# [LISTED ENTRIES]
* Start *
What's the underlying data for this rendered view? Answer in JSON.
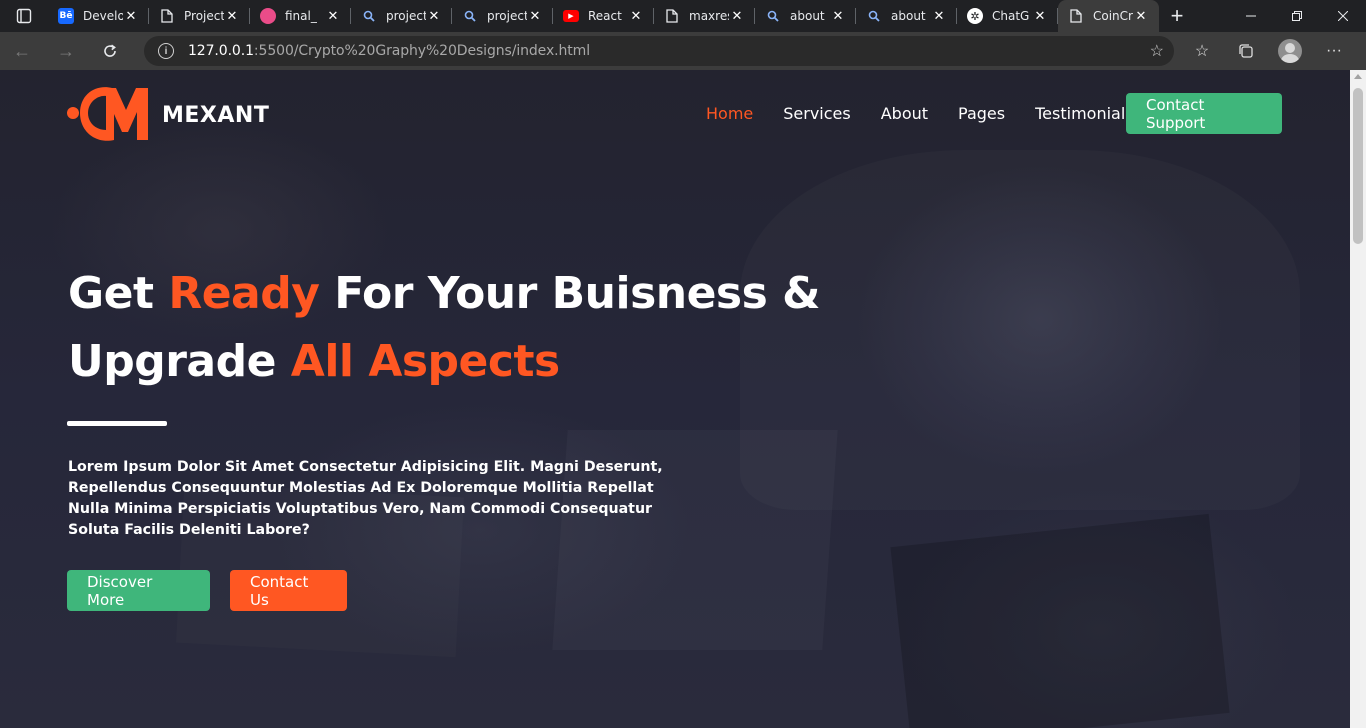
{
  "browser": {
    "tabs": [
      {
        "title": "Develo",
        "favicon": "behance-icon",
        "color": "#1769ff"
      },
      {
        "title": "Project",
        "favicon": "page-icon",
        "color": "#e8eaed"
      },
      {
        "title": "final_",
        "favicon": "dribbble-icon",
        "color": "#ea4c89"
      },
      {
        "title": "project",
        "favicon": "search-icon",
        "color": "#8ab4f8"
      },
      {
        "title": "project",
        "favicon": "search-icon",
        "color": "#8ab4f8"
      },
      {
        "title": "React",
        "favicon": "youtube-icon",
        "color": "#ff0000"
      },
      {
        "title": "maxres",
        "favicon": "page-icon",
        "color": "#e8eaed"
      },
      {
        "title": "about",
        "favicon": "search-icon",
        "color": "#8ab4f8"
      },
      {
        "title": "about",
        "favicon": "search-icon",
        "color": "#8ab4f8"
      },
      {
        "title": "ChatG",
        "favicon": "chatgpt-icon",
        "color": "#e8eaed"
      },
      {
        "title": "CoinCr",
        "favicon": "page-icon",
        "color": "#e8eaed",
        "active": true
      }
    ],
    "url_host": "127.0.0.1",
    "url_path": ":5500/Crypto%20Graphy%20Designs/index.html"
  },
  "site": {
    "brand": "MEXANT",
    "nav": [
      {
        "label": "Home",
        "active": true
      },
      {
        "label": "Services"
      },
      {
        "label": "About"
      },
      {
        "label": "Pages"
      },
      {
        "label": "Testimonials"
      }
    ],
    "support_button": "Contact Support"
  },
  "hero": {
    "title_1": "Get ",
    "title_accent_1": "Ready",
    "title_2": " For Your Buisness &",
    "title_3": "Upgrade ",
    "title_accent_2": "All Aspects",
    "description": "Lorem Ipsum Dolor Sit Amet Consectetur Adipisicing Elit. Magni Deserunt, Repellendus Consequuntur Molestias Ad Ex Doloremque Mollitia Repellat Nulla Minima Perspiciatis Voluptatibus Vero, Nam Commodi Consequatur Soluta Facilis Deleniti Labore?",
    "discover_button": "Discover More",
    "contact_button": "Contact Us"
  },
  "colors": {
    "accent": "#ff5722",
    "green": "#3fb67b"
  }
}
* End *
* Start *
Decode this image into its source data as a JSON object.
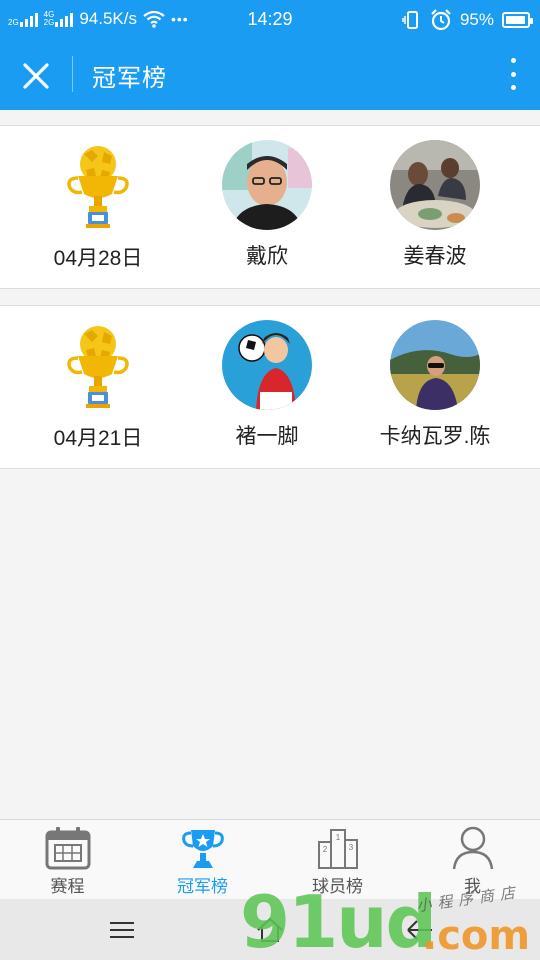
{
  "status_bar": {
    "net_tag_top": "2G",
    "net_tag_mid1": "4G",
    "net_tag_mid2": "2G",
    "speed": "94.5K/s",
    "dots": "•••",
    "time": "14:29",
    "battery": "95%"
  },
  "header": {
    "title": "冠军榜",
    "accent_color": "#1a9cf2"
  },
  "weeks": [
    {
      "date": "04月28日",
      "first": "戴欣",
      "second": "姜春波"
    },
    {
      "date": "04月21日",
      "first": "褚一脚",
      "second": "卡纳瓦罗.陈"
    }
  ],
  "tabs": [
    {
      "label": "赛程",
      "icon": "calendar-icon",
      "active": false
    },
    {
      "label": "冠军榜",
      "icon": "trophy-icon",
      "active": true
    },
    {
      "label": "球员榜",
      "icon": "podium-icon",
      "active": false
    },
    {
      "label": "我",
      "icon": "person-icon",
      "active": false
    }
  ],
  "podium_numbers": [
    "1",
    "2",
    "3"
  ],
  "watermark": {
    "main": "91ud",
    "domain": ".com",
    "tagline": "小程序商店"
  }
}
* End *
# [WHAT IS BEING ASKED]
Scan the material above. Extract every line in which the word "this" occurs.

# [EXERCISE RESPONSE]
What's the underlying data for this rendered view? Answer in JSON.
Decode this image into its source data as a JSON object.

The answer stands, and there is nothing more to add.